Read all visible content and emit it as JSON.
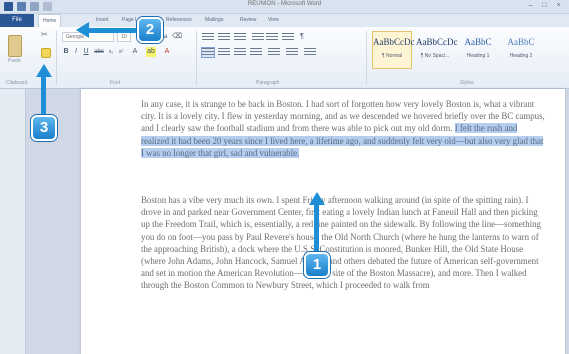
{
  "window": {
    "title": "REUNION - Microsoft Word",
    "controls": [
      "–",
      "□",
      "×"
    ]
  },
  "ribbon": {
    "file_tab": "File",
    "tabs": [
      "Home",
      "Insert",
      "Page Layout",
      "References",
      "Mailings",
      "Review",
      "View"
    ],
    "active_tab": "Home",
    "clipboard": {
      "paste_label": "Paste",
      "group_label": "Clipboard"
    },
    "font": {
      "name": "Georgia",
      "size": "10",
      "group_label": "Font"
    },
    "paragraph": {
      "group_label": "Paragraph"
    },
    "styles": {
      "group_label": "Styles",
      "items": [
        {
          "sample": "AaBbCcDc",
          "name": "¶ Normal"
        },
        {
          "sample": "AaBbCcDc",
          "name": "¶ No Spaci..."
        },
        {
          "sample": "AaBbC",
          "name": "Heading 1"
        },
        {
          "sample": "AaBbC",
          "name": "Heading 2"
        }
      ]
    }
  },
  "document": {
    "para1_before": "In any case, it is strange to be back in Boston. I had sort of forgotten how very lovely Boston is, what a vibrant city. It is a lovely city. I flew in yesterday morning, and as we descended we hovered briefly over the BC campus, and I clearly saw the football stadium and from there was able to pick out my old dorm. ",
    "para1_selected": "I felt the rush and realized it had been 20 years since I lived here, a lifetime ago, and suddenly felt very old—but also very glad that I was no longer that girl, sad and vulnerable.",
    "para2": "Boston has a vibe very much its own. I spent Friday afternoon walking around (in spite of the spitting rain). I drove in and parked near Government Center, first eating a lovely Indian lunch at Faneuil Hall and then picking up the Freedom Trail, which is, essentially, a red line painted on the sidewalk. By following the line—something you do on foot—you pass by Paul Revere's house, the Old North Church (where he hung the lanterns to warn of the approaching British), a dock where the U.S.S. Constitution is moored, Bunker Hill, the Old State House (where John Adams, John Hancock, Samuel Adams, and others debated the future of American self-government and set in motion the American Revolution—also the site of the Boston Massacre), and more. Then I walked through the Boston Common to Newbury Street, which I proceeded to walk from"
  },
  "callouts": {
    "one": "1",
    "two": "2",
    "three": "3"
  },
  "colors": {
    "accent": "#1e8fd6",
    "file_tab": "#2b5797",
    "selection": "#b5cdef"
  }
}
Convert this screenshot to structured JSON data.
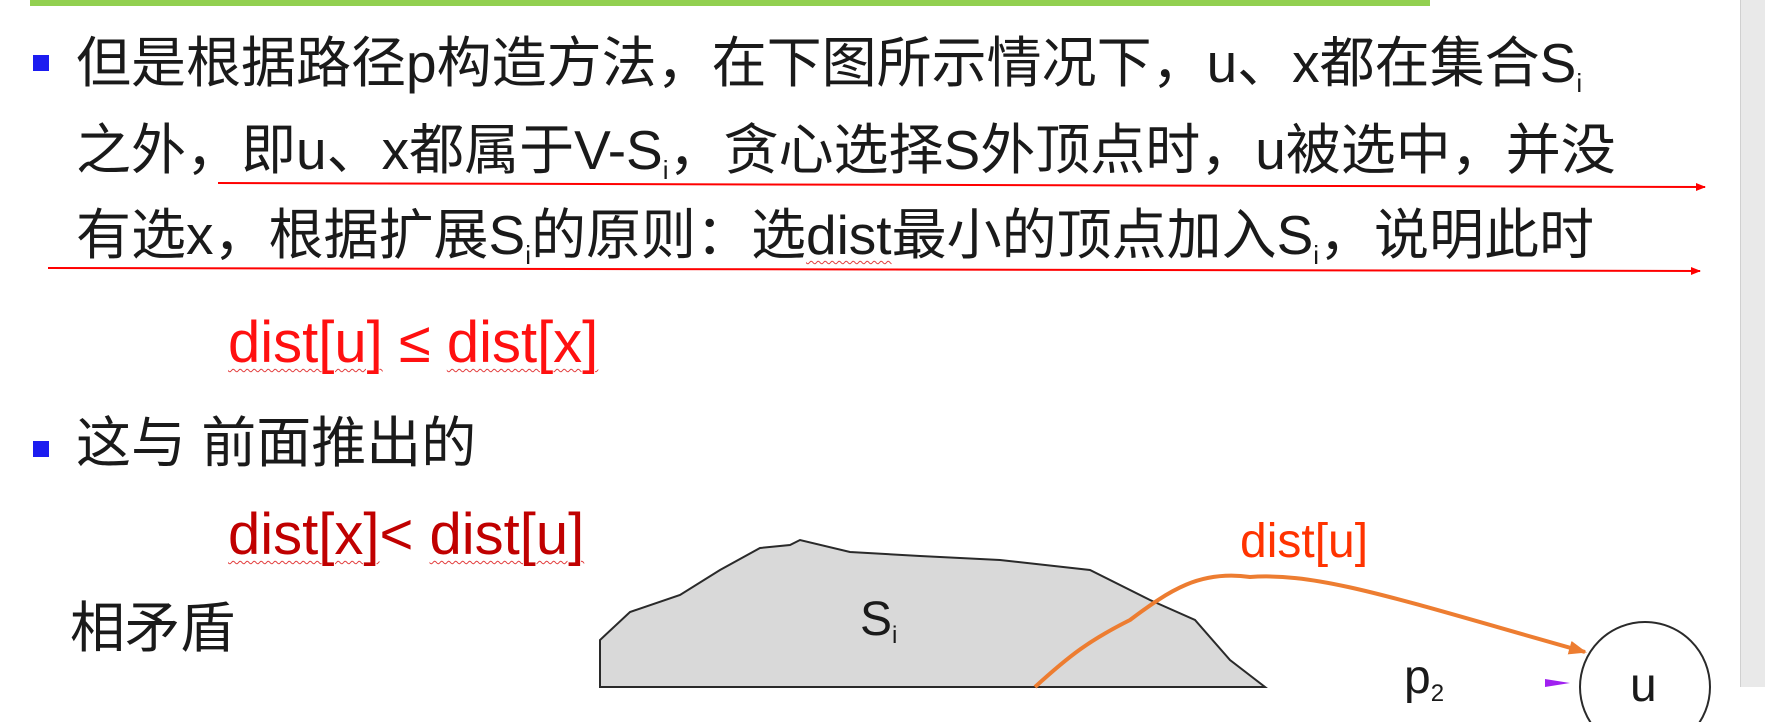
{
  "slide": {
    "bullet1": {
      "line1_pre": "但是根据路径p构造方法，在下图所示情况下，u、x都在集合S",
      "line1_sub": "i",
      "line2_pre": "之外，即u、x都属于V-S",
      "line2_sub": "i",
      "line2_post": "，贪心选择S外顶点时，u被选中，并没",
      "line3_pre": "有选x，根据扩展S",
      "line3_sub": "i",
      "line3_mid1": "的原则：选",
      "line3_dist": "dist",
      "line3_mid2": "最小的顶点加入S",
      "line3_sub2": "i",
      "line3_post": "，说明此时"
    },
    "formula1": {
      "left": "dist[u]",
      "op": " ≤ ",
      "right": "dist[x]"
    },
    "bullet2": {
      "text": "这与 前面推出的"
    },
    "formula2": {
      "left": "dist[x]",
      "op": "< ",
      "right": "dist[u]"
    },
    "conclusion": "相矛盾"
  },
  "figure": {
    "set_label": "S",
    "set_sub": "i",
    "curve_label": "dist[u]",
    "path_label": "p",
    "path_sub": "2",
    "node_label": "u"
  },
  "colors": {
    "accent_rule": "#92d050",
    "bullet": "#1c1cf0",
    "formula1": "#ff1010",
    "formula2": "#c00000",
    "curve": "#ed7d31",
    "annotation_lines": "#ff0000",
    "set_fill": "#d9d9d9"
  }
}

::::

**GOAL OF THE EXERCISE:** Out of the preceding entries, pull every line containing the string "JSON".

**REPLY:**
Read all visible content and emit it as JSON.
Convert this screenshot to structured JSON data.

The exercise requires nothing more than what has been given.